> **Task instructions**
Look at the entries below and reproduce them exactly.

-- START OF Entries --

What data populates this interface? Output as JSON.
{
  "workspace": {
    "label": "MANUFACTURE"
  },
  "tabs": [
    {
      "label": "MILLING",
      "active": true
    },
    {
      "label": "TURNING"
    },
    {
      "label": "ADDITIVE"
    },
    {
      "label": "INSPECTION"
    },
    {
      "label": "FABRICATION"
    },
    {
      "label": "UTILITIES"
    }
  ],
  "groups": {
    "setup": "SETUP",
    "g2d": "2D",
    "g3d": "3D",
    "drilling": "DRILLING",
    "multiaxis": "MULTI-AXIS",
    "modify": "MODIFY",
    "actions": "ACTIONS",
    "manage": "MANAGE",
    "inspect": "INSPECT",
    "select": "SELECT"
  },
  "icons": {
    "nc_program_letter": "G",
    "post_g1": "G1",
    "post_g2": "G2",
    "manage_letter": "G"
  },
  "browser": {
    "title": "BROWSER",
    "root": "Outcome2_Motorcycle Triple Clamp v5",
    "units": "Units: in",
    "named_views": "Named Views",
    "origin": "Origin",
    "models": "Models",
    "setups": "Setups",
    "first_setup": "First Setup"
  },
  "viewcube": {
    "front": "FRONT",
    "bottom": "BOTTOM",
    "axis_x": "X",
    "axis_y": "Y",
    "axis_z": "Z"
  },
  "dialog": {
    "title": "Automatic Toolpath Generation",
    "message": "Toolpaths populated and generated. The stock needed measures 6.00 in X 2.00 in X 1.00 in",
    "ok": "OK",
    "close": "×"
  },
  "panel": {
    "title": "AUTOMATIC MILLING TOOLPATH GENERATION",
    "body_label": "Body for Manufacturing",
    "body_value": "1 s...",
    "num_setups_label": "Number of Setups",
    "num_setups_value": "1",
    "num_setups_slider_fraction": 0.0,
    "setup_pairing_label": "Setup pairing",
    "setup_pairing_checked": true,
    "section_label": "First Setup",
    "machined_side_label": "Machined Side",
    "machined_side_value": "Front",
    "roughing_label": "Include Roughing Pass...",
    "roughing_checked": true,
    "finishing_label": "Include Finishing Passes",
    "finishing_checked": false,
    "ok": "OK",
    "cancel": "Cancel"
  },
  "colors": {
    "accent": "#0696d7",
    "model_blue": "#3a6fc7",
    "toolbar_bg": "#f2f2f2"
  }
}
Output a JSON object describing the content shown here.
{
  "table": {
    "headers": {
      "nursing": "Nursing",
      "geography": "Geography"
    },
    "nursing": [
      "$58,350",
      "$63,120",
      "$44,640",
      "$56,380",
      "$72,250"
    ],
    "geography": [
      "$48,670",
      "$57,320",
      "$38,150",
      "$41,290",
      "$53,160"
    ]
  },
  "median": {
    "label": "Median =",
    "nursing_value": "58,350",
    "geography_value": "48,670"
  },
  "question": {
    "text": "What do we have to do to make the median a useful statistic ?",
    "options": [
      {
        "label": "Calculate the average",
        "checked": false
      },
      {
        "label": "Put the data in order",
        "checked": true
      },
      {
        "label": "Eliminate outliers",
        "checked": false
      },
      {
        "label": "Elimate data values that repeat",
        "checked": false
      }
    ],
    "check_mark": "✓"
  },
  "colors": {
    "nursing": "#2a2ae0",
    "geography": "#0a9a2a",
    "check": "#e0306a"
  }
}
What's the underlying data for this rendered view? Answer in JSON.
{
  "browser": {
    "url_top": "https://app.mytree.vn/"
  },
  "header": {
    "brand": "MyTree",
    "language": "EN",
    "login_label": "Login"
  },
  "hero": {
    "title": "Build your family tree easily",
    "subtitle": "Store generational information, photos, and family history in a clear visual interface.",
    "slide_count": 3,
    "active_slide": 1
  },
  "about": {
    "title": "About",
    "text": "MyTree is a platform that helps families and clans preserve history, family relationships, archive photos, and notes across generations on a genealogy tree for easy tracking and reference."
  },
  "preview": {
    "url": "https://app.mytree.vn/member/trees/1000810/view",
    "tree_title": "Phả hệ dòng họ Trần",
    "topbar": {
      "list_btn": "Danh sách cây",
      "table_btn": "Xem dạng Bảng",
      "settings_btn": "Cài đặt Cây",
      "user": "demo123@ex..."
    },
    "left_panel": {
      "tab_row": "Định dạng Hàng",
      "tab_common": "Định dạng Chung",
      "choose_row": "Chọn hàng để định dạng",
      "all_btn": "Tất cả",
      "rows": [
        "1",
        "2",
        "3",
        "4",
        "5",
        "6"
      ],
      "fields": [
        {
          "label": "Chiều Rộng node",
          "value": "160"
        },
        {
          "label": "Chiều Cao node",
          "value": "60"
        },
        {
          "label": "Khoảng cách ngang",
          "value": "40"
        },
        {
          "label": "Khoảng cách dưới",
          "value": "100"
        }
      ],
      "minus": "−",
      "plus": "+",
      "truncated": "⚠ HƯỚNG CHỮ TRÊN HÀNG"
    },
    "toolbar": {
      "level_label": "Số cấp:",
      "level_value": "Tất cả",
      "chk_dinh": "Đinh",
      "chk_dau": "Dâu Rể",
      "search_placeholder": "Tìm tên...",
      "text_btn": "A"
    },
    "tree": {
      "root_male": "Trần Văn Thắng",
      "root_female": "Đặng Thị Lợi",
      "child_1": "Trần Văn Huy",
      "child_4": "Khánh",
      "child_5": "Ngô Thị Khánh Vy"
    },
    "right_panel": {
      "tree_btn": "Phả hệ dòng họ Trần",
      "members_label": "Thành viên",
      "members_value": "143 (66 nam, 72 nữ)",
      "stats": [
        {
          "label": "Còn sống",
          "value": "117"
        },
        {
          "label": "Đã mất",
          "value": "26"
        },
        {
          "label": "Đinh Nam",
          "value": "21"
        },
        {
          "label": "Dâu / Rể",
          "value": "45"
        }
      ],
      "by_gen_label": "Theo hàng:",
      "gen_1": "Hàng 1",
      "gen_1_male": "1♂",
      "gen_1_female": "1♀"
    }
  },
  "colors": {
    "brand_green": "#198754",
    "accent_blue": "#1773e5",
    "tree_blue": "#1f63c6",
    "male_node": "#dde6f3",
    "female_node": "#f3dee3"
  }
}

-- END OF Entries --

> **In response**
What data populates this interface? Output as JSON.
{
  "workspace": {
    "label": "MANUFACTURE"
  },
  "tabs": [
    {
      "label": "MILLING",
      "active": true
    },
    {
      "label": "TURNING"
    },
    {
      "label": "ADDITIVE"
    },
    {
      "label": "INSPECTION"
    },
    {
      "label": "FABRICATION"
    },
    {
      "label": "UTILITIES"
    }
  ],
  "groups": {
    "setup": "SETUP",
    "g2d": "2D",
    "g3d": "3D",
    "drilling": "DRILLING",
    "multiaxis": "MULTI-AXIS",
    "modify": "MODIFY",
    "actions": "ACTIONS",
    "manage": "MANAGE",
    "inspect": "INSPECT",
    "select": "SELECT"
  },
  "icons": {
    "nc_program_letter": "G",
    "post_g1": "G1",
    "post_g2": "G2",
    "manage_letter": "G"
  },
  "browser": {
    "title": "BROWSER",
    "root": "Outcome2_Motorcycle Triple Clamp v5",
    "units": "Units: in",
    "named_views": "Named Views",
    "origin": "Origin",
    "models": "Models",
    "setups": "Setups",
    "first_setup": "First Setup"
  },
  "viewcube": {
    "front": "FRONT",
    "bottom": "BOTTOM",
    "axis_x": "X",
    "axis_y": "Y",
    "axis_z": "Z"
  },
  "dialog": {
    "title": "Automatic Toolpath Generation",
    "message": "Toolpaths populated and generated. The stock needed measures 6.00 in X 2.00 in X 1.00 in",
    "ok": "OK",
    "close": "×"
  },
  "panel": {
    "title": "AUTOMATIC MILLING TOOLPATH GENERATION",
    "body_label": "Body for Manufacturing",
    "body_value": "1 s...",
    "num_setups_label": "Number of Setups",
    "num_setups_value": "1",
    "num_setups_slider_fraction": 0.0,
    "setup_pairing_label": "Setup pairing",
    "setup_pairing_checked": true,
    "section_label": "First Setup",
    "machined_side_label": "Machined Side",
    "machined_side_value": "Front",
    "roughing_label": "Include Roughing Pass...",
    "roughing_checked": true,
    "finishing_label": "Include Finishing Passes",
    "finishing_checked": false,
    "ok": "OK",
    "cancel": "Cancel"
  },
  "colors": {
    "accent": "#0696d7",
    "model_blue": "#3a6fc7",
    "toolbar_bg": "#f2f2f2"
  }
}
Output a JSON object describing the content shown here.
{
  "table": {
    "headers": {
      "nursing": "Nursing",
      "geography": "Geography"
    },
    "nursing": [
      "$58,350",
      "$63,120",
      "$44,640",
      "$56,380",
      "$72,250"
    ],
    "geography": [
      "$48,670",
      "$57,320",
      "$38,150",
      "$41,290",
      "$53,160"
    ]
  },
  "median": {
    "label": "Median =",
    "nursing_value": "58,350",
    "geography_value": "48,670"
  },
  "question": {
    "text": "What do we have to do to make the median a useful statistic ?",
    "options": [
      {
        "label": "Calculate the average",
        "checked": false
      },
      {
        "label": "Put the data in order",
        "checked": true
      },
      {
        "label": "Eliminate outliers",
        "checked": false
      },
      {
        "label": "Elimate data values that repeat",
        "checked": false
      }
    ],
    "check_mark": "✓"
  },
  "colors": {
    "nursing": "#2a2ae0",
    "geography": "#0a9a2a",
    "check": "#e0306a"
  }
}
What's the underlying data for this rendered view? Answer in JSON.
{
  "browser": {
    "url_top": "https://app.mytree.vn/"
  },
  "header": {
    "brand": "MyTree",
    "language": "EN",
    "login_label": "Login"
  },
  "hero": {
    "title": "Build your family tree easily",
    "subtitle": "Store generational information, photos, and family history in a clear visual interface.",
    "slide_count": 3,
    "active_slide": 1
  },
  "about": {
    "title": "About",
    "text": "MyTree is a platform that helps families and clans preserve history, family relationships, archive photos, and notes across generations on a genealogy tree for easy tracking and reference."
  },
  "preview": {
    "url": "https://app.mytree.vn/member/trees/1000810/view",
    "tree_title": "Phả hệ dòng họ Trần",
    "topbar": {
      "list_btn": "Danh sách cây",
      "table_btn": "Xem dạng Bảng",
      "settings_btn": "Cài đặt Cây",
      "user": "demo123@ex..."
    },
    "left_panel": {
      "tab_row": "Định dạng Hàng",
      "tab_common": "Định dạng Chung",
      "choose_row": "Chọn hàng để định dạng",
      "all_btn": "Tất cả",
      "rows": [
        "1",
        "2",
        "3",
        "4",
        "5",
        "6"
      ],
      "fields": [
        {
          "label": "Chiều Rộng node",
          "value": "160"
        },
        {
          "label": "Chiều Cao node",
          "value": "60"
        },
        {
          "label": "Khoảng cách ngang",
          "value": "40"
        },
        {
          "label": "Khoảng cách dưới",
          "value": "100"
        }
      ],
      "minus": "−",
      "plus": "+",
      "truncated": "⚠ HƯỚNG CHỮ TRÊN HÀNG"
    },
    "toolbar": {
      "level_label": "Số cấp:",
      "level_value": "Tất cả",
      "chk_dinh": "Đinh",
      "chk_dau": "Dâu Rể",
      "search_placeholder": "Tìm tên...",
      "text_btn": "A"
    },
    "tree": {
      "root_male": "Trần Văn Thắng",
      "root_female": "Đặng Thị Lợi",
      "child_1": "Trần Văn Huy",
      "child_4": "Khánh",
      "child_5": "Ngô Thị Khánh Vy"
    },
    "right_panel": {
      "tree_btn": "Phả hệ dòng họ Trần",
      "members_label": "Thành viên",
      "members_value": "143 (66 nam, 72 nữ)",
      "stats": [
        {
          "label": "Còn sống",
          "value": "117"
        },
        {
          "label": "Đã mất",
          "value": "26"
        },
        {
          "label": "Đinh Nam",
          "value": "21"
        },
        {
          "label": "Dâu / Rể",
          "value": "45"
        }
      ],
      "by_gen_label": "Theo hàng:",
      "gen_1": "Hàng 1",
      "gen_1_male": "1♂",
      "gen_1_female": "1♀"
    }
  },
  "colors": {
    "brand_green": "#198754",
    "accent_blue": "#1773e5",
    "tree_blue": "#1f63c6",
    "male_node": "#dde6f3",
    "female_node": "#f3dee3"
  }
}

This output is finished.